WHAT TO DO: Return the material word for word. Do not include the pictures.

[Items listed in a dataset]
::::::

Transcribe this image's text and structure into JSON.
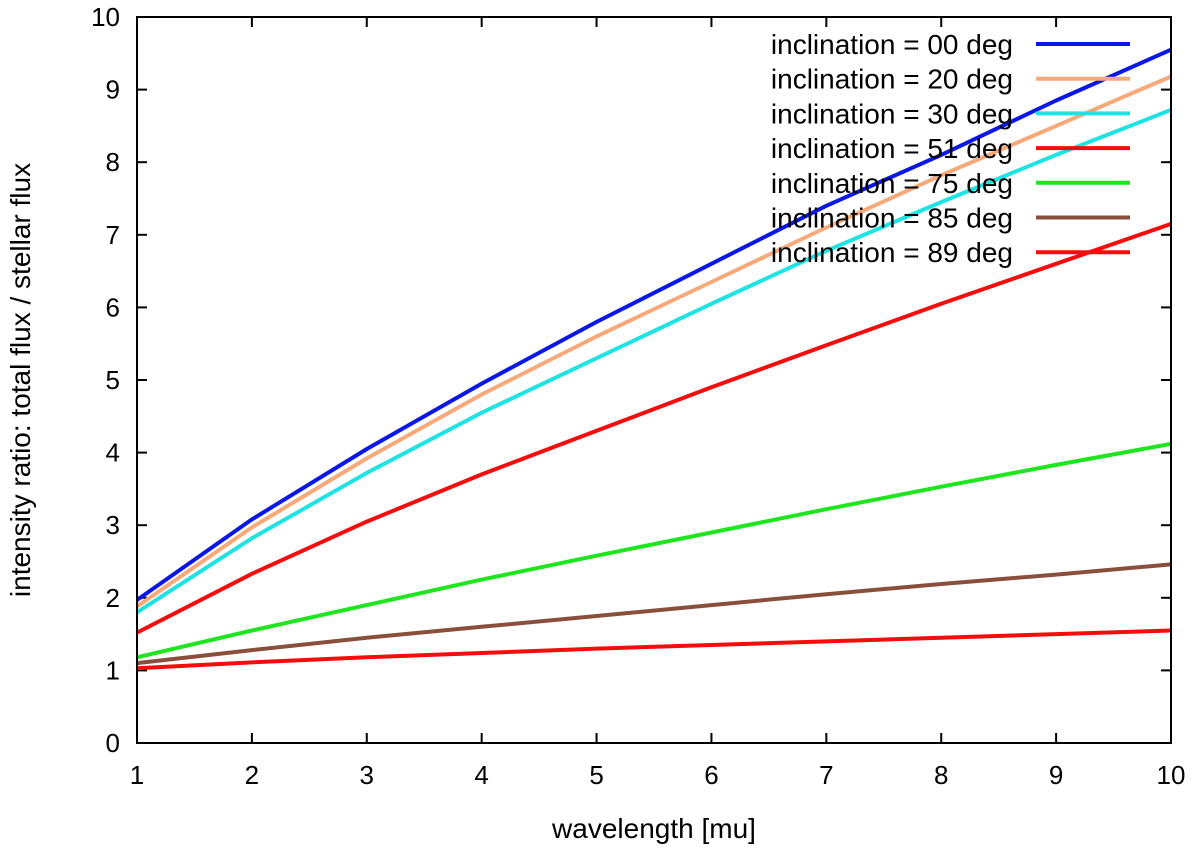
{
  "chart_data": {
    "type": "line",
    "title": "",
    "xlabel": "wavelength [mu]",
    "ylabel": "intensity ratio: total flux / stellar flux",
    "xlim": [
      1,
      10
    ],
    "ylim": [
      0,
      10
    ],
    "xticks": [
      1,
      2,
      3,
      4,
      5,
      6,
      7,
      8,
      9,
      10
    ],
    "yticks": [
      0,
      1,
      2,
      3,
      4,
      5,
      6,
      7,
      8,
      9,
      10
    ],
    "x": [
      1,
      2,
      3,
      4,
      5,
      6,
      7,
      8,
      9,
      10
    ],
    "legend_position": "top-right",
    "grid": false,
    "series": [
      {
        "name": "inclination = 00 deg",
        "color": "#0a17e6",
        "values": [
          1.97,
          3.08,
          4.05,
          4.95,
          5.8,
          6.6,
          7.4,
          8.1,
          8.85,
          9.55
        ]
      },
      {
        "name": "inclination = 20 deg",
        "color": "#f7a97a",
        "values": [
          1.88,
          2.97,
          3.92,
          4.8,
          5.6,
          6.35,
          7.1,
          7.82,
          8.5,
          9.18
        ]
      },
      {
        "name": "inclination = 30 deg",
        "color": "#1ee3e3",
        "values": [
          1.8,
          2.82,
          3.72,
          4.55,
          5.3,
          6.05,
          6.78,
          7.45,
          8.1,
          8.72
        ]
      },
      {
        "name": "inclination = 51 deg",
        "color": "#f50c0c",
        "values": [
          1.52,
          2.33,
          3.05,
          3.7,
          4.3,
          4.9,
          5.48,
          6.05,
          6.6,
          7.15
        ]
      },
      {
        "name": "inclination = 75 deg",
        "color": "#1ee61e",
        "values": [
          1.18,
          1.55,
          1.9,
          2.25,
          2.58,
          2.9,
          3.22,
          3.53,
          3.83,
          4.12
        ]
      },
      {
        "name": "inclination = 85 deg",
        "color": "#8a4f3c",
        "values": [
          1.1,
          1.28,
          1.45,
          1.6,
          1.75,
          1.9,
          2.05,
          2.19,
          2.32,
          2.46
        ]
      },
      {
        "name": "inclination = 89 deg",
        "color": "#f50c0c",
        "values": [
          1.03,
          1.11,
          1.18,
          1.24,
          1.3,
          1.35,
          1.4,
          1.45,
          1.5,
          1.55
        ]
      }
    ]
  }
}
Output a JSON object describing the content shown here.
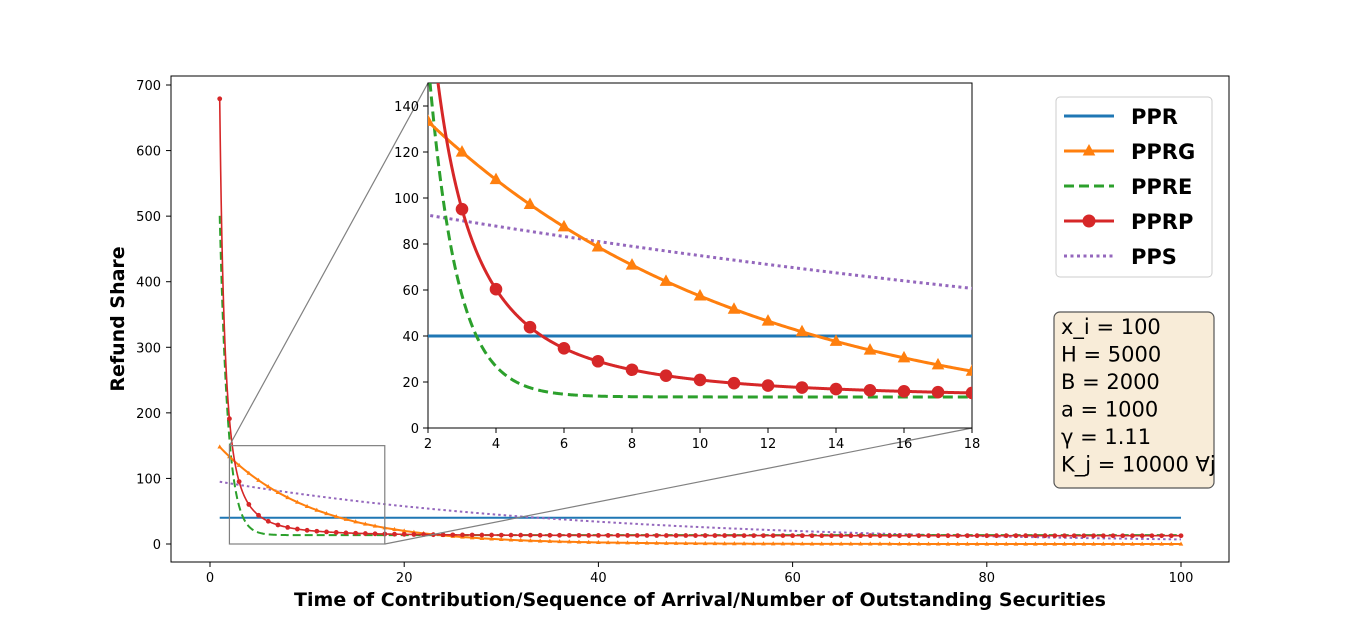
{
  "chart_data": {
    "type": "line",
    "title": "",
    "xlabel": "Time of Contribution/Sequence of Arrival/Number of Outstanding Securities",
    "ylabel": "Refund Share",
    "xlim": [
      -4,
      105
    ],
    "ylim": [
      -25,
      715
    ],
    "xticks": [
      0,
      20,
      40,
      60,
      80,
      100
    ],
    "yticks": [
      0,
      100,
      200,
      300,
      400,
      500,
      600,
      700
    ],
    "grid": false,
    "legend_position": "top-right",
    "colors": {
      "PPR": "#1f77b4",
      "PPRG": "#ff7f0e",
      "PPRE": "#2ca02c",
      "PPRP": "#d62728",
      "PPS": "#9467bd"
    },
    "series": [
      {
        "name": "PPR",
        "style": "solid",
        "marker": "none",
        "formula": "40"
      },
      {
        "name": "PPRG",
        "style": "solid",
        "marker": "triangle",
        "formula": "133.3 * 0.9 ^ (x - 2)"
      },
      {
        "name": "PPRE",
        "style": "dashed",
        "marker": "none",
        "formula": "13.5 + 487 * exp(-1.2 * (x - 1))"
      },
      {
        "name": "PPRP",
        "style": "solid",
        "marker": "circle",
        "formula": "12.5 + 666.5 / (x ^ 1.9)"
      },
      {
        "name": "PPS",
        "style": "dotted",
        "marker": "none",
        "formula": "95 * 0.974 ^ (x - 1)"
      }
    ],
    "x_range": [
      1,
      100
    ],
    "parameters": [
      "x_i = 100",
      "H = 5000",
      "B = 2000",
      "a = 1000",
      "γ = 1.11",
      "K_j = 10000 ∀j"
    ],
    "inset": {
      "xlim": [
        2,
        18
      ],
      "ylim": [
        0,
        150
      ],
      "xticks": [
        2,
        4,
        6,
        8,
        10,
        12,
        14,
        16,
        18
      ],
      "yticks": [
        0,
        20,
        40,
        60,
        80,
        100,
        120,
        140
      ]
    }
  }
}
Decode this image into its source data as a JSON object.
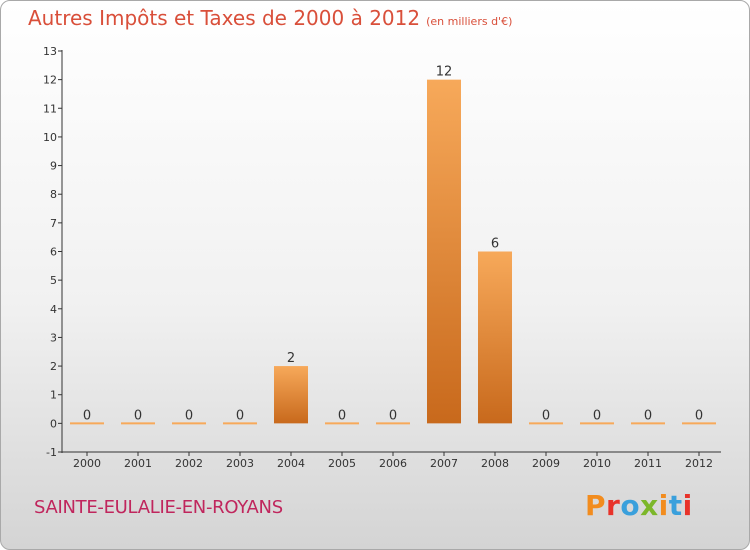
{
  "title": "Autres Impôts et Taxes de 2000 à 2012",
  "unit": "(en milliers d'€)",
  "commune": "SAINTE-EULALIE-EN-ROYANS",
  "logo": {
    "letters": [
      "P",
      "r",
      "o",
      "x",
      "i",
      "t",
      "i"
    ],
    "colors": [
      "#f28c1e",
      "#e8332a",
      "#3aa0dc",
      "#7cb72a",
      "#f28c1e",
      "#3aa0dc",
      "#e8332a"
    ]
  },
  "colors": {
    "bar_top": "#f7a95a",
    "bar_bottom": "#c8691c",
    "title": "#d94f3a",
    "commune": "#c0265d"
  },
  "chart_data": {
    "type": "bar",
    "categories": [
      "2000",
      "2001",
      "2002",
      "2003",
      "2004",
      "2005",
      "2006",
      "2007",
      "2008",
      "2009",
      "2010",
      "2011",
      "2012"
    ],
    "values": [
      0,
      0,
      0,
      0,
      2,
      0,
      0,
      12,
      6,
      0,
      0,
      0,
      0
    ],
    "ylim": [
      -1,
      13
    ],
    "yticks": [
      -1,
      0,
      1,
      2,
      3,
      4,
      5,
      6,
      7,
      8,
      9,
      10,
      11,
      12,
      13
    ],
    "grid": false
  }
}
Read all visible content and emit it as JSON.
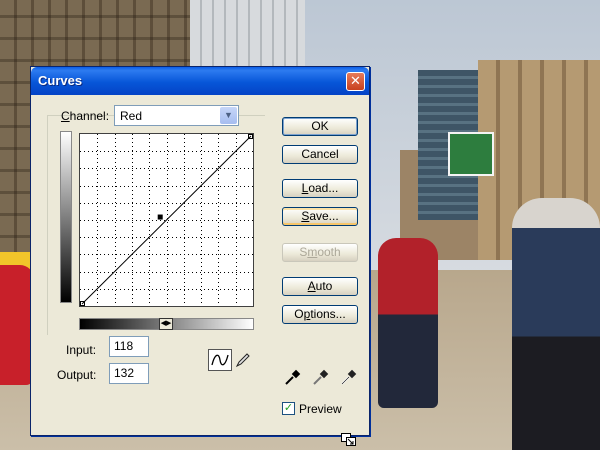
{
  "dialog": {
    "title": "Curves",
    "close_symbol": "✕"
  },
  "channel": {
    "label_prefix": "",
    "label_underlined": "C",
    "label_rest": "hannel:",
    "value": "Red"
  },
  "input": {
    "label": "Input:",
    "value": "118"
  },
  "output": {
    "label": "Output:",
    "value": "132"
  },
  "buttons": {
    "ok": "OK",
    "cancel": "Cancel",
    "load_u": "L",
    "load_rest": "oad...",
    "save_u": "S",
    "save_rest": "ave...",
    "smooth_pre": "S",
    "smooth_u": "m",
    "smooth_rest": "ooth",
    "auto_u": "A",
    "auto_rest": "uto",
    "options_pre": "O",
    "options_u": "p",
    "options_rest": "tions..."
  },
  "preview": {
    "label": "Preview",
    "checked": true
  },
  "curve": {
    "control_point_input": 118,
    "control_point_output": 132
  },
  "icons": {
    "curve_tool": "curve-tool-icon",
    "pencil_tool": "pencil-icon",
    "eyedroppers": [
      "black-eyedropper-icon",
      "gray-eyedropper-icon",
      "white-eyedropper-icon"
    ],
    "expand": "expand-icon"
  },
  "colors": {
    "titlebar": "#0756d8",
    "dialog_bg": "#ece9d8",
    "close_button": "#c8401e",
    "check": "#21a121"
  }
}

::::::

CORRECT ANSWER:
Transcribe this image's text and structure into JSON.
{
  "chart_data": {
    "type": "line",
    "title": "",
    "xlabel": "wavelength [mu]",
    "ylabel": "intensity ratio: total flux / stellar flux",
    "xlim": [
      1,
      10
    ],
    "ylim": [
      0,
      10
    ],
    "xticks": [
      1,
      2,
      3,
      4,
      5,
      6,
      7,
      8,
      9,
      10
    ],
    "yticks": [
      0,
      1,
      2,
      3,
      4,
      5,
      6,
      7,
      8,
      9,
      10
    ],
    "x": [
      1,
      2,
      3,
      4,
      5,
      6,
      7,
      8,
      9,
      10
    ],
    "legend_position": "top-right",
    "grid": false,
    "series": [
      {
        "name": "inclination = 00 deg",
        "color": "#0a17e6",
        "values": [
          1.97,
          3.08,
          4.05,
          4.95,
          5.8,
          6.6,
          7.4,
          8.1,
          8.85,
          9.55
        ]
      },
      {
        "name": "inclination = 20 deg",
        "color": "#f7a97a",
        "values": [
          1.88,
          2.97,
          3.92,
          4.8,
          5.6,
          6.35,
          7.1,
          7.82,
          8.5,
          9.18
        ]
      },
      {
        "name": "inclination = 30 deg",
        "color": "#1ee3e3",
        "values": [
          1.8,
          2.82,
          3.72,
          4.55,
          5.3,
          6.05,
          6.78,
          7.45,
          8.1,
          8.72
        ]
      },
      {
        "name": "inclination = 51 deg",
        "color": "#f50c0c",
        "values": [
          1.52,
          2.33,
          3.05,
          3.7,
          4.3,
          4.9,
          5.48,
          6.05,
          6.6,
          7.15
        ]
      },
      {
        "name": "inclination = 75 deg",
        "color": "#1ee61e",
        "values": [
          1.18,
          1.55,
          1.9,
          2.25,
          2.58,
          2.9,
          3.22,
          3.53,
          3.83,
          4.12
        ]
      },
      {
        "name": "inclination = 85 deg",
        "color": "#8a4f3c",
        "values": [
          1.1,
          1.28,
          1.45,
          1.6,
          1.75,
          1.9,
          2.05,
          2.19,
          2.32,
          2.46
        ]
      },
      {
        "name": "inclination = 89 deg",
        "color": "#f50c0c",
        "values": [
          1.03,
          1.11,
          1.18,
          1.24,
          1.3,
          1.35,
          1.4,
          1.45,
          1.5,
          1.55
        ]
      }
    ]
  }
}
Output a JSON object describing the content shown here.
{
  "chart_data": {
    "type": "line",
    "title": "",
    "xlabel": "Time of Contribution/Sequence of Arrival/Number of Outstanding Securities",
    "ylabel": "Refund Share",
    "xlim": [
      -4,
      105
    ],
    "ylim": [
      -25,
      715
    ],
    "xticks": [
      0,
      20,
      40,
      60,
      80,
      100
    ],
    "yticks": [
      0,
      100,
      200,
      300,
      400,
      500,
      600,
      700
    ],
    "grid": false,
    "legend_position": "top-right",
    "colors": {
      "PPR": "#1f77b4",
      "PPRG": "#ff7f0e",
      "PPRE": "#2ca02c",
      "PPRP": "#d62728",
      "PPS": "#9467bd"
    },
    "series": [
      {
        "name": "PPR",
        "style": "solid",
        "marker": "none",
        "formula": "40"
      },
      {
        "name": "PPRG",
        "style": "solid",
        "marker": "triangle",
        "formula": "133.3 * 0.9 ^ (x - 2)"
      },
      {
        "name": "PPRE",
        "style": "dashed",
        "marker": "none",
        "formula": "13.5 + 487 * exp(-1.2 * (x - 1))"
      },
      {
        "name": "PPRP",
        "style": "solid",
        "marker": "circle",
        "formula": "12.5 + 666.5 / (x ^ 1.9)"
      },
      {
        "name": "PPS",
        "style": "dotted",
        "marker": "none",
        "formula": "95 * 0.974 ^ (x - 1)"
      }
    ],
    "x_range": [
      1,
      100
    ],
    "parameters": [
      "x_i = 100",
      "H = 5000",
      "B = 2000",
      "a = 1000",
      "γ = 1.11",
      "K_j = 10000 ∀j"
    ],
    "inset": {
      "xlim": [
        2,
        18
      ],
      "ylim": [
        0,
        150
      ],
      "xticks": [
        2,
        4,
        6,
        8,
        10,
        12,
        14,
        16,
        18
      ],
      "yticks": [
        0,
        20,
        40,
        60,
        80,
        100,
        120,
        140
      ]
    }
  }
}
Decode this image into its source data as a JSON object.
{
  "title": "Autres Impôts et Taxes de 2000 à 2012",
  "unit": "(en milliers d'€)",
  "commune": "SAINTE-EULALIE-EN-ROYANS",
  "logo": {
    "letters": [
      "P",
      "r",
      "o",
      "x",
      "i",
      "t",
      "i"
    ],
    "colors": [
      "#f28c1e",
      "#e8332a",
      "#3aa0dc",
      "#7cb72a",
      "#f28c1e",
      "#3aa0dc",
      "#e8332a"
    ]
  },
  "colors": {
    "bar_top": "#f7a95a",
    "bar_bottom": "#c8691c",
    "title": "#d94f3a",
    "commune": "#c0265d"
  },
  "chart_data": {
    "type": "bar",
    "categories": [
      "2000",
      "2001",
      "2002",
      "2003",
      "2004",
      "2005",
      "2006",
      "2007",
      "2008",
      "2009",
      "2010",
      "2011",
      "2012"
    ],
    "values": [
      0,
      0,
      0,
      0,
      2,
      0,
      0,
      12,
      6,
      0,
      0,
      0,
      0
    ],
    "ylim": [
      -1,
      13
    ],
    "yticks": [
      -1,
      0,
      1,
      2,
      3,
      4,
      5,
      6,
      7,
      8,
      9,
      10,
      11,
      12,
      13
    ],
    "grid": false
  }
}
Read all visible content and emit it as JSON.
{
  "dialog": {
    "title": "Curves",
    "close_symbol": "✕"
  },
  "channel": {
    "label_prefix": "",
    "label_underlined": "C",
    "label_rest": "hannel:",
    "value": "Red"
  },
  "input": {
    "label": "Input:",
    "value": "118"
  },
  "output": {
    "label": "Output:",
    "value": "132"
  },
  "buttons": {
    "ok": "OK",
    "cancel": "Cancel",
    "load_u": "L",
    "load_rest": "oad...",
    "save_u": "S",
    "save_rest": "ave...",
    "smooth_pre": "S",
    "smooth_u": "m",
    "smooth_rest": "ooth",
    "auto_u": "A",
    "auto_rest": "uto",
    "options_pre": "O",
    "options_u": "p",
    "options_rest": "tions..."
  },
  "preview": {
    "label": "Preview",
    "checked": true
  },
  "curve": {
    "control_point_input": 118,
    "control_point_output": 132
  },
  "icons": {
    "curve_tool": "curve-tool-icon",
    "pencil_tool": "pencil-icon",
    "eyedroppers": [
      "black-eyedropper-icon",
      "gray-eyedropper-icon",
      "white-eyedropper-icon"
    ],
    "expand": "expand-icon"
  },
  "colors": {
    "titlebar": "#0756d8",
    "dialog_bg": "#ece9d8",
    "close_button": "#c8401e",
    "check": "#21a121"
  }
}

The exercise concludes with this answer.